- [WHAT TO DO]:
Reproduce the listing that follows with no differences at all.
--------------------
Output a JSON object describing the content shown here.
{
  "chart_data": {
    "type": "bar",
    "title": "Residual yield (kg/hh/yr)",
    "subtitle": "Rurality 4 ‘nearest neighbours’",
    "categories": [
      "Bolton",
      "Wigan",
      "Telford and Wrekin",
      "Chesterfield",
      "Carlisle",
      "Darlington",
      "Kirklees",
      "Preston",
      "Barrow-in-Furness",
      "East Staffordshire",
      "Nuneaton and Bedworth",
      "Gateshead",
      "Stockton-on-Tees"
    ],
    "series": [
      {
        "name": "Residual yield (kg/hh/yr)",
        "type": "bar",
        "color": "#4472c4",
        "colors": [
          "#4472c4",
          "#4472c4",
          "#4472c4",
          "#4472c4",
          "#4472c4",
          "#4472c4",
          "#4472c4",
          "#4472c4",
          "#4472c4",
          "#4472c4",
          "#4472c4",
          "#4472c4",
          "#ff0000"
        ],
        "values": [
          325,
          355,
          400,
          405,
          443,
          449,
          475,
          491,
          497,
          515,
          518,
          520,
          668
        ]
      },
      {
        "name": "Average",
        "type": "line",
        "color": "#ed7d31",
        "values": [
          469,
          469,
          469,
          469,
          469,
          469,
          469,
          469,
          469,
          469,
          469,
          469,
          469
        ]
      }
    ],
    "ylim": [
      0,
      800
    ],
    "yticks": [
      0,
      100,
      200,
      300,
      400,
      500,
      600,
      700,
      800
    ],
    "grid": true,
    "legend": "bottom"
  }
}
--------------------
- [TASK RESPONSE]:
Output a JSON object describing the content shown here.
{
  "chart_data": {
    "type": "bar",
    "title": "Residual yield (kg/hh/yr)",
    "subtitle": "Rurality 4 ‘nearest neighbours’",
    "categories": [
      "Bolton",
      "Wigan",
      "Telford and Wrekin",
      "Chesterfield",
      "Carlisle",
      "Darlington",
      "Kirklees",
      "Preston",
      "Barrow-in-Furness",
      "East Staffordshire",
      "Nuneaton and Bedworth",
      "Gateshead",
      "Stockton-on-Tees"
    ],
    "series": [
      {
        "name": "Residual yield (kg/hh/yr)",
        "type": "bar",
        "color": "#4472c4",
        "colors": [
          "#4472c4",
          "#4472c4",
          "#4472c4",
          "#4472c4",
          "#4472c4",
          "#4472c4",
          "#4472c4",
          "#4472c4",
          "#4472c4",
          "#4472c4",
          "#4472c4",
          "#4472c4",
          "#ff0000"
        ],
        "values": [
          325,
          355,
          400,
          405,
          443,
          449,
          475,
          491,
          497,
          515,
          518,
          520,
          668
        ]
      },
      {
        "name": "Average",
        "type": "line",
        "color": "#ed7d31",
        "values": [
          469,
          469,
          469,
          469,
          469,
          469,
          469,
          469,
          469,
          469,
          469,
          469,
          469
        ]
      }
    ],
    "ylim": [
      0,
      800
    ],
    "yticks": [
      0,
      100,
      200,
      300,
      400,
      500,
      600,
      700,
      800
    ],
    "grid": true,
    "legend": "bottom"
  }
}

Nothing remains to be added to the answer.